_Task brief_
Retype the complete listing exactly as it appears.

Data items:
------------
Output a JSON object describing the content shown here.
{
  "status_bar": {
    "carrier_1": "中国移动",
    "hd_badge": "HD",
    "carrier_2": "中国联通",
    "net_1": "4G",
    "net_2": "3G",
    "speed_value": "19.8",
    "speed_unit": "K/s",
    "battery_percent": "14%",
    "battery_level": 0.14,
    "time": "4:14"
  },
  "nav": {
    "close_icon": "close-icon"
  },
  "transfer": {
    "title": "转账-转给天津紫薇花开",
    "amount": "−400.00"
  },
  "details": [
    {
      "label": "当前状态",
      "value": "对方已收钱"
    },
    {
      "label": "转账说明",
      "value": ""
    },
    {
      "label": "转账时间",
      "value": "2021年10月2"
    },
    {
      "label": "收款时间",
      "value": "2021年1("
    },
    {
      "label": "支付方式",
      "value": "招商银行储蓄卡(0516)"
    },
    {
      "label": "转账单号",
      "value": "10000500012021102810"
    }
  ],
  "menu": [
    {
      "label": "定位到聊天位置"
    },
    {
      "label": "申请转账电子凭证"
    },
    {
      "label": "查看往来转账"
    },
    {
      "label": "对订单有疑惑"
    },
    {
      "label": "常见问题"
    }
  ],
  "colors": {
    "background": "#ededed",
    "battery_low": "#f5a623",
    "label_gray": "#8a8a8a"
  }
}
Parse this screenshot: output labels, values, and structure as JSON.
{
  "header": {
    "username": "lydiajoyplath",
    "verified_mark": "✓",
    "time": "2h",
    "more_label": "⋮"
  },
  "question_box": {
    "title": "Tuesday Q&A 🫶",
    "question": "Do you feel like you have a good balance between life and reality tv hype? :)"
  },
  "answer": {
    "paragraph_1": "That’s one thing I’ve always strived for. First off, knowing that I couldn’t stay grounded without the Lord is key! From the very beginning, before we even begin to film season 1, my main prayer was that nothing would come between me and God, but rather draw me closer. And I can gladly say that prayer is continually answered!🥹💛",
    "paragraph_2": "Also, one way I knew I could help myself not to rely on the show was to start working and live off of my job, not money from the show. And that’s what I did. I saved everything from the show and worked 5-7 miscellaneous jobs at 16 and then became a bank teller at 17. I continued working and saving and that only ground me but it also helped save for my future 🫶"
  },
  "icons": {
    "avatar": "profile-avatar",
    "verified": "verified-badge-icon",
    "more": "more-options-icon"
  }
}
------------
_Task response_
Output a JSON object describing the content shown here.
{
  "status_bar": {
    "carrier_1": "中国移动",
    "hd_badge": "HD",
    "carrier_2": "中国联通",
    "net_1": "4G",
    "net_2": "3G",
    "speed_value": "19.8",
    "speed_unit": "K/s",
    "battery_percent": "14%",
    "battery_level": 0.14,
    "time": "4:14"
  },
  "nav": {
    "close_icon": "close-icon"
  },
  "transfer": {
    "title": "转账-转给天津紫薇花开",
    "amount": "−400.00"
  },
  "details": [
    {
      "label": "当前状态",
      "value": "对方已收钱"
    },
    {
      "label": "转账说明",
      "value": ""
    },
    {
      "label": "转账时间",
      "value": "2021年10月2"
    },
    {
      "label": "收款时间",
      "value": "2021年1("
    },
    {
      "label": "支付方式",
      "value": "招商银行储蓄卡(0516)"
    },
    {
      "label": "转账单号",
      "value": "10000500012021102810"
    }
  ],
  "menu": [
    {
      "label": "定位到聊天位置"
    },
    {
      "label": "申请转账电子凭证"
    },
    {
      "label": "查看往来转账"
    },
    {
      "label": "对订单有疑惑"
    },
    {
      "label": "常见问题"
    }
  ],
  "colors": {
    "background": "#ededed",
    "battery_low": "#f5a623",
    "label_gray": "#8a8a8a"
  }
}
Parse this screenshot: output labels, values, and structure as JSON.
{
  "header": {
    "username": "lydiajoyplath",
    "verified_mark": "✓",
    "time": "2h",
    "more_label": "⋮"
  },
  "question_box": {
    "title": "Tuesday Q&A 🫶",
    "question": "Do you feel like you have a good balance between life and reality tv hype? :)"
  },
  "answer": {
    "paragraph_1": "That’s one thing I’ve always strived for. First off, knowing that I couldn’t stay grounded without the Lord is key! From the very beginning, before we even begin to film season 1, my main prayer was that nothing would come between me and God, but rather draw me closer. And I can gladly say that prayer is continually answered!🥹💛",
    "paragraph_2": "Also, one way I knew I could help myself not to rely on the show was to start working and live off of my job, not money from the show. And that’s what I did. I saved everything from the show and worked 5-7 miscellaneous jobs at 16 and then became a bank teller at 17. I continued working and saving and that only ground me but it also helped save for my future 🫶"
  },
  "icons": {
    "avatar": "profile-avatar",
    "verified": "verified-badge-icon",
    "more": "more-options-icon"
  }
}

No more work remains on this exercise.